• [Exercise goal] Write out the listing exactly as it is given.

• [Stored records]
-------------------------

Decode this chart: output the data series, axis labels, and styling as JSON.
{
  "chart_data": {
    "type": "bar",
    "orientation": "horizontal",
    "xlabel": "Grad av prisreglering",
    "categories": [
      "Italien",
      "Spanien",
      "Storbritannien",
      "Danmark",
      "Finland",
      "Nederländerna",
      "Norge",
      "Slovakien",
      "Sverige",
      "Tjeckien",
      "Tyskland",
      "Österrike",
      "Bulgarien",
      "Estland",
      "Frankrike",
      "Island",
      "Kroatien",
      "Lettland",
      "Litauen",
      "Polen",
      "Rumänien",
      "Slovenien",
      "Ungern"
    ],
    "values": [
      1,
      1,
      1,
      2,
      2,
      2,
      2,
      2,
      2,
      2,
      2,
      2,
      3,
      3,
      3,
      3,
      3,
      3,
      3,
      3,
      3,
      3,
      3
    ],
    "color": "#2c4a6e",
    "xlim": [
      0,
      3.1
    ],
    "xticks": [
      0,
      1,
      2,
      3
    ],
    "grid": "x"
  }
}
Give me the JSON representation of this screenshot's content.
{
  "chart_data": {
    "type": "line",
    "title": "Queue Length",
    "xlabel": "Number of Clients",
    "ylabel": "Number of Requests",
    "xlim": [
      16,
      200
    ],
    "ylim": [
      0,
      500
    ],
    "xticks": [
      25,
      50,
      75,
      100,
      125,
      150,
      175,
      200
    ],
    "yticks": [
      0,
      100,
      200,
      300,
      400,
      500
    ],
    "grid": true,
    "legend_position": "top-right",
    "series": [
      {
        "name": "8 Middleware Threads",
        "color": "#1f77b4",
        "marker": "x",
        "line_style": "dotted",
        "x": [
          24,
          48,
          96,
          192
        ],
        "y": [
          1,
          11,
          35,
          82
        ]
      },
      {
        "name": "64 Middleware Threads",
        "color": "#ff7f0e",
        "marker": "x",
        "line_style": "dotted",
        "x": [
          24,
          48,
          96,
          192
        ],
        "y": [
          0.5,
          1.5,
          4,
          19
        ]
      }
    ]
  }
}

-------------------------

• [Result]
Decode this chart: output the data series, axis labels, and styling as JSON.
{
  "chart_data": {
    "type": "bar",
    "orientation": "horizontal",
    "xlabel": "Grad av prisreglering",
    "categories": [
      "Italien",
      "Spanien",
      "Storbritannien",
      "Danmark",
      "Finland",
      "Nederländerna",
      "Norge",
      "Slovakien",
      "Sverige",
      "Tjeckien",
      "Tyskland",
      "Österrike",
      "Bulgarien",
      "Estland",
      "Frankrike",
      "Island",
      "Kroatien",
      "Lettland",
      "Litauen",
      "Polen",
      "Rumänien",
      "Slovenien",
      "Ungern"
    ],
    "values": [
      1,
      1,
      1,
      2,
      2,
      2,
      2,
      2,
      2,
      2,
      2,
      2,
      3,
      3,
      3,
      3,
      3,
      3,
      3,
      3,
      3,
      3,
      3
    ],
    "color": "#2c4a6e",
    "xlim": [
      0,
      3.1
    ],
    "xticks": [
      0,
      1,
      2,
      3
    ],
    "grid": "x"
  }
}
Give me the JSON representation of this screenshot's content.
{
  "chart_data": {
    "type": "line",
    "title": "Queue Length",
    "xlabel": "Number of Clients",
    "ylabel": "Number of Requests",
    "xlim": [
      16,
      200
    ],
    "ylim": [
      0,
      500
    ],
    "xticks": [
      25,
      50,
      75,
      100,
      125,
      150,
      175,
      200
    ],
    "yticks": [
      0,
      100,
      200,
      300,
      400,
      500
    ],
    "grid": true,
    "legend_position": "top-right",
    "series": [
      {
        "name": "8 Middleware Threads",
        "color": "#1f77b4",
        "marker": "x",
        "line_style": "dotted",
        "x": [
          24,
          48,
          96,
          192
        ],
        "y": [
          1,
          11,
          35,
          82
        ]
      },
      {
        "name": "64 Middleware Threads",
        "color": "#ff7f0e",
        "marker": "x",
        "line_style": "dotted",
        "x": [
          24,
          48,
          96,
          192
        ],
        "y": [
          0.5,
          1.5,
          4,
          19
        ]
      }
    ]
  }
}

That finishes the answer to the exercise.